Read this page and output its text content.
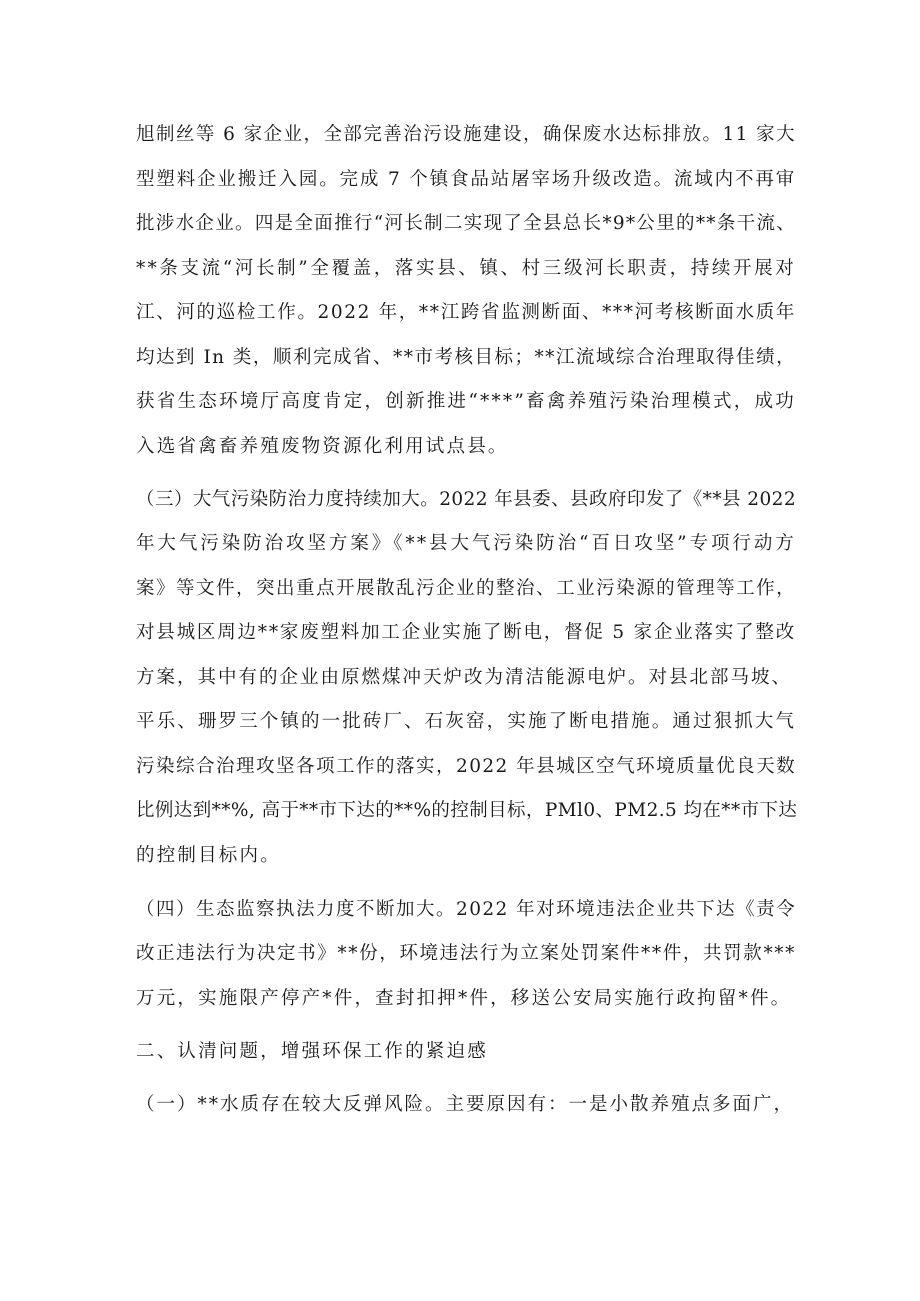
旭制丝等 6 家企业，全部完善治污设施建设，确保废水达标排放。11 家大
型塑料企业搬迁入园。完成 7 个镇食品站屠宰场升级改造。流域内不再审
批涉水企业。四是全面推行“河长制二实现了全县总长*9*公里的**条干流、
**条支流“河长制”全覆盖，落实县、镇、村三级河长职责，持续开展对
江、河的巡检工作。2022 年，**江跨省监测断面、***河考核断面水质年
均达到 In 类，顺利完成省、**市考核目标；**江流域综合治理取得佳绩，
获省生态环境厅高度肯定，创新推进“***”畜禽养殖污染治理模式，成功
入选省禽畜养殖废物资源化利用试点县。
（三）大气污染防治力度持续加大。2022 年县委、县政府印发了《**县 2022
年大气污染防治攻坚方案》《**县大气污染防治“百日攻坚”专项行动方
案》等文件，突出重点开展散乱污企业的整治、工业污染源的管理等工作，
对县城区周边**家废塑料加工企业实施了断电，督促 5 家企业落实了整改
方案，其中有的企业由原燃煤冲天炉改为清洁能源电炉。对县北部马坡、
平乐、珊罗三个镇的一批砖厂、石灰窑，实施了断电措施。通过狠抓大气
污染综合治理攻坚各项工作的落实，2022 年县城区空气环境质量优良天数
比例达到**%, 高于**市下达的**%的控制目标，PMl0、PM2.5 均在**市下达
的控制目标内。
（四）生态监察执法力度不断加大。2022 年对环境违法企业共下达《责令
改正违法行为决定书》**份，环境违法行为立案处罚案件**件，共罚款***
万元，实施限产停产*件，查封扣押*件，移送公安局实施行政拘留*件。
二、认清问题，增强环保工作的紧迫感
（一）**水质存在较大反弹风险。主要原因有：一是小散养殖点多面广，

- **Your goal**
Will you restate every entry word for word and omit the images?

- **Reply**
Read this page and output its text content.
旭制丝等 6 家企业，全部完善治污设施建设，确保废水达标排放。11 家大
型塑料企业搬迁入园。完成 7 个镇食品站屠宰场升级改造。流域内不再审
批涉水企业。四是全面推行“河长制二实现了全县总长*9*公里的**条干流、
**条支流“河长制”全覆盖，落实县、镇、村三级河长职责，持续开展对
江、河的巡检工作。2022 年，**江跨省监测断面、***河考核断面水质年
均达到 In 类，顺利完成省、**市考核目标；**江流域综合治理取得佳绩，
获省生态环境厅高度肯定，创新推进“***”畜禽养殖污染治理模式，成功
入选省禽畜养殖废物资源化利用试点县。
（三）大气污染防治力度持续加大。2022 年县委、县政府印发了《**县 2022
年大气污染防治攻坚方案》《**县大气污染防治“百日攻坚”专项行动方
案》等文件，突出重点开展散乱污企业的整治、工业污染源的管理等工作，
对县城区周边**家废塑料加工企业实施了断电，督促 5 家企业落实了整改
方案，其中有的企业由原燃煤冲天炉改为清洁能源电炉。对县北部马坡、
平乐、珊罗三个镇的一批砖厂、石灰窑，实施了断电措施。通过狠抓大气
污染综合治理攻坚各项工作的落实，2022 年县城区空气环境质量优良天数
比例达到**%, 高于**市下达的**%的控制目标，PMl0、PM2.5 均在**市下达
的控制目标内。
（四）生态监察执法力度不断加大。2022 年对环境违法企业共下达《责令
改正违法行为决定书》**份，环境违法行为立案处罚案件**件，共罚款***
万元，实施限产停产*件，查封扣押*件，移送公安局实施行政拘留*件。
二、认清问题，增强环保工作的紧迫感
（一）**水质存在较大反弹风险。主要原因有：一是小散养殖点多面广，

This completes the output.